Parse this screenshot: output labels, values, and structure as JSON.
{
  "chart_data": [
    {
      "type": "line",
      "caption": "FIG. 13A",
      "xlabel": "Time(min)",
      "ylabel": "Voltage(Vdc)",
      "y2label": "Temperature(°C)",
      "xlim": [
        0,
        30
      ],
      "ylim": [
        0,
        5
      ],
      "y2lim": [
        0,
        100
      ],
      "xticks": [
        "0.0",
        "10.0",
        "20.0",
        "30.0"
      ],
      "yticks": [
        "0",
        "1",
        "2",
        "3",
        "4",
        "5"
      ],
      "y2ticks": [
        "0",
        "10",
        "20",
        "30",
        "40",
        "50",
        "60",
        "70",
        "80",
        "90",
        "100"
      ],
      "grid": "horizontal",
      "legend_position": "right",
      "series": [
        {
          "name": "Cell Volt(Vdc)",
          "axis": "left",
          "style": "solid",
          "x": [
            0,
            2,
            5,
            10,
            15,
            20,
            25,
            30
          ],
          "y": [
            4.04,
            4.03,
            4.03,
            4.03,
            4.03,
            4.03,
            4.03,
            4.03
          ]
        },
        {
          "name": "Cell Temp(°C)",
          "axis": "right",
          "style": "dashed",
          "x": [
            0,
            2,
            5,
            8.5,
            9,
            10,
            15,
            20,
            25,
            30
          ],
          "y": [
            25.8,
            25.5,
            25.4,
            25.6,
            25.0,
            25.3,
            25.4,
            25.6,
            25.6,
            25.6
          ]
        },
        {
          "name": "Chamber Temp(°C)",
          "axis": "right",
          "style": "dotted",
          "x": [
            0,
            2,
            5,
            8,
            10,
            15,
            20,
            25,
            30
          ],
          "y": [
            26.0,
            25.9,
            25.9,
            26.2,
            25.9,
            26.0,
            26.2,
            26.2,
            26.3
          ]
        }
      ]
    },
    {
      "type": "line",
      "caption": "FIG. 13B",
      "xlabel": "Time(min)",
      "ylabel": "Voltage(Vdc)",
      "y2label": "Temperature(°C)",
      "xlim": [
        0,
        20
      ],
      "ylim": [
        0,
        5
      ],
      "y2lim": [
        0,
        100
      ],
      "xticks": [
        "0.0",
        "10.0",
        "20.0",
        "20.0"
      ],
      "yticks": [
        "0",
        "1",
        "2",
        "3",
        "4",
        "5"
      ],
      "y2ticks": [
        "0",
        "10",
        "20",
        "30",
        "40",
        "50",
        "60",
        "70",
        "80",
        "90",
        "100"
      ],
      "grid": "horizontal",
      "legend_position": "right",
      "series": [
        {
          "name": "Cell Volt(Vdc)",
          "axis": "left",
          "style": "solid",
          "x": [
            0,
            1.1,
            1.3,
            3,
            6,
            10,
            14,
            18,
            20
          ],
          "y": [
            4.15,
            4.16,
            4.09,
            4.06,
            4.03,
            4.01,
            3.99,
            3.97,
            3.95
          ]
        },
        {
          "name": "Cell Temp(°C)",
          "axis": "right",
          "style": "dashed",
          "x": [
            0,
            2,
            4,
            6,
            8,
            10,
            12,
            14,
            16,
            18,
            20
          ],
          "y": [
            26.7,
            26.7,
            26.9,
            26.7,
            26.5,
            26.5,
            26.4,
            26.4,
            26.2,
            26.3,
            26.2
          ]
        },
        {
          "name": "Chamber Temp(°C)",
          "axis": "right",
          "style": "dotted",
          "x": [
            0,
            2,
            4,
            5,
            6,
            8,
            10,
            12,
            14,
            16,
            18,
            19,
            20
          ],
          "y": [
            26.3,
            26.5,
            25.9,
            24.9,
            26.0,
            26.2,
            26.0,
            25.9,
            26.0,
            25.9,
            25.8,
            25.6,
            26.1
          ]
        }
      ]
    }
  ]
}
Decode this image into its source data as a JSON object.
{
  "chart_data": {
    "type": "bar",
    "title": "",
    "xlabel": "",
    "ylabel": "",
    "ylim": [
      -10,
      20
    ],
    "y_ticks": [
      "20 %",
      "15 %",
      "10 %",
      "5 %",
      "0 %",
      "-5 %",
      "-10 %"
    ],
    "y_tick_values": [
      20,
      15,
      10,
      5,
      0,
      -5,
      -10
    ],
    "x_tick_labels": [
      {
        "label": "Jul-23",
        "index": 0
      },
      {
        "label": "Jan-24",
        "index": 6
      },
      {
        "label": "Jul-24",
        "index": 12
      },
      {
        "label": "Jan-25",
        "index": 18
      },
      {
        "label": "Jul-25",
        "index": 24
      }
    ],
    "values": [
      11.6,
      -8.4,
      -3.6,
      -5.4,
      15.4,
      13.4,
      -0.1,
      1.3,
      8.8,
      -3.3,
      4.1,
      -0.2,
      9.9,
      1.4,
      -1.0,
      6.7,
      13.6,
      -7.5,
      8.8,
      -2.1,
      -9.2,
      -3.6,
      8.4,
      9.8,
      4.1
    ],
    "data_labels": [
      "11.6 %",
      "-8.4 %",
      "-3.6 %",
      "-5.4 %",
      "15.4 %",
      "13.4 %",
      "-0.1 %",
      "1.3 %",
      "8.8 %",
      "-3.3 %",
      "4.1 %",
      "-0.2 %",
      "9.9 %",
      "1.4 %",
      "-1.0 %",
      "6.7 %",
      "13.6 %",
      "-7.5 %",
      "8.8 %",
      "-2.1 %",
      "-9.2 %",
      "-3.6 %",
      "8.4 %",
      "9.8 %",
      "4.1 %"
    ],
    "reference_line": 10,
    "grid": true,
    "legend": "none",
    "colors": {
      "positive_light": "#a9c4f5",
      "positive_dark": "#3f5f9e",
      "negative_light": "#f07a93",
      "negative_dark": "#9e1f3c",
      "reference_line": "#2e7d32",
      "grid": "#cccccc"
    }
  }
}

▸ Set exercise
All of the records must be retyped exactly as they are.

▸ Final result
Parse this screenshot: output labels, values, and structure as JSON.
{
  "chart_data": [
    {
      "type": "line",
      "caption": "FIG. 13A",
      "xlabel": "Time(min)",
      "ylabel": "Voltage(Vdc)",
      "y2label": "Temperature(°C)",
      "xlim": [
        0,
        30
      ],
      "ylim": [
        0,
        5
      ],
      "y2lim": [
        0,
        100
      ],
      "xticks": [
        "0.0",
        "10.0",
        "20.0",
        "30.0"
      ],
      "yticks": [
        "0",
        "1",
        "2",
        "3",
        "4",
        "5"
      ],
      "y2ticks": [
        "0",
        "10",
        "20",
        "30",
        "40",
        "50",
        "60",
        "70",
        "80",
        "90",
        "100"
      ],
      "grid": "horizontal",
      "legend_position": "right",
      "series": [
        {
          "name": "Cell Volt(Vdc)",
          "axis": "left",
          "style": "solid",
          "x": [
            0,
            2,
            5,
            10,
            15,
            20,
            25,
            30
          ],
          "y": [
            4.04,
            4.03,
            4.03,
            4.03,
            4.03,
            4.03,
            4.03,
            4.03
          ]
        },
        {
          "name": "Cell Temp(°C)",
          "axis": "right",
          "style": "dashed",
          "x": [
            0,
            2,
            5,
            8.5,
            9,
            10,
            15,
            20,
            25,
            30
          ],
          "y": [
            25.8,
            25.5,
            25.4,
            25.6,
            25.0,
            25.3,
            25.4,
            25.6,
            25.6,
            25.6
          ]
        },
        {
          "name": "Chamber Temp(°C)",
          "axis": "right",
          "style": "dotted",
          "x": [
            0,
            2,
            5,
            8,
            10,
            15,
            20,
            25,
            30
          ],
          "y": [
            26.0,
            25.9,
            25.9,
            26.2,
            25.9,
            26.0,
            26.2,
            26.2,
            26.3
          ]
        }
      ]
    },
    {
      "type": "line",
      "caption": "FIG. 13B",
      "xlabel": "Time(min)",
      "ylabel": "Voltage(Vdc)",
      "y2label": "Temperature(°C)",
      "xlim": [
        0,
        20
      ],
      "ylim": [
        0,
        5
      ],
      "y2lim": [
        0,
        100
      ],
      "xticks": [
        "0.0",
        "10.0",
        "20.0",
        "20.0"
      ],
      "yticks": [
        "0",
        "1",
        "2",
        "3",
        "4",
        "5"
      ],
      "y2ticks": [
        "0",
        "10",
        "20",
        "30",
        "40",
        "50",
        "60",
        "70",
        "80",
        "90",
        "100"
      ],
      "grid": "horizontal",
      "legend_position": "right",
      "series": [
        {
          "name": "Cell Volt(Vdc)",
          "axis": "left",
          "style": "solid",
          "x": [
            0,
            1.1,
            1.3,
            3,
            6,
            10,
            14,
            18,
            20
          ],
          "y": [
            4.15,
            4.16,
            4.09,
            4.06,
            4.03,
            4.01,
            3.99,
            3.97,
            3.95
          ]
        },
        {
          "name": "Cell Temp(°C)",
          "axis": "right",
          "style": "dashed",
          "x": [
            0,
            2,
            4,
            6,
            8,
            10,
            12,
            14,
            16,
            18,
            20
          ],
          "y": [
            26.7,
            26.7,
            26.9,
            26.7,
            26.5,
            26.5,
            26.4,
            26.4,
            26.2,
            26.3,
            26.2
          ]
        },
        {
          "name": "Chamber Temp(°C)",
          "axis": "right",
          "style": "dotted",
          "x": [
            0,
            2,
            4,
            5,
            6,
            8,
            10,
            12,
            14,
            16,
            18,
            19,
            20
          ],
          "y": [
            26.3,
            26.5,
            25.9,
            24.9,
            26.0,
            26.2,
            26.0,
            25.9,
            26.0,
            25.9,
            25.8,
            25.6,
            26.1
          ]
        }
      ]
    }
  ]
}
Decode this image into its source data as a JSON object.
{
  "chart_data": {
    "type": "bar",
    "title": "",
    "xlabel": "",
    "ylabel": "",
    "ylim": [
      -10,
      20
    ],
    "y_ticks": [
      "20 %",
      "15 %",
      "10 %",
      "5 %",
      "0 %",
      "-5 %",
      "-10 %"
    ],
    "y_tick_values": [
      20,
      15,
      10,
      5,
      0,
      -5,
      -10
    ],
    "x_tick_labels": [
      {
        "label": "Jul-23",
        "index": 0
      },
      {
        "label": "Jan-24",
        "index": 6
      },
      {
        "label": "Jul-24",
        "index": 12
      },
      {
        "label": "Jan-25",
        "index": 18
      },
      {
        "label": "Jul-25",
        "index": 24
      }
    ],
    "values": [
      11.6,
      -8.4,
      -3.6,
      -5.4,
      15.4,
      13.4,
      -0.1,
      1.3,
      8.8,
      -3.3,
      4.1,
      -0.2,
      9.9,
      1.4,
      -1.0,
      6.7,
      13.6,
      -7.5,
      8.8,
      -2.1,
      -9.2,
      -3.6,
      8.4,
      9.8,
      4.1
    ],
    "data_labels": [
      "11.6 %",
      "-8.4 %",
      "-3.6 %",
      "-5.4 %",
      "15.4 %",
      "13.4 %",
      "-0.1 %",
      "1.3 %",
      "8.8 %",
      "-3.3 %",
      "4.1 %",
      "-0.2 %",
      "9.9 %",
      "1.4 %",
      "-1.0 %",
      "6.7 %",
      "13.6 %",
      "-7.5 %",
      "8.8 %",
      "-2.1 %",
      "-9.2 %",
      "-3.6 %",
      "8.4 %",
      "9.8 %",
      "4.1 %"
    ],
    "reference_line": 10,
    "grid": true,
    "legend": "none",
    "colors": {
      "positive_light": "#a9c4f5",
      "positive_dark": "#3f5f9e",
      "negative_light": "#f07a93",
      "negative_dark": "#9e1f3c",
      "reference_line": "#2e7d32",
      "grid": "#cccccc"
    }
  }
}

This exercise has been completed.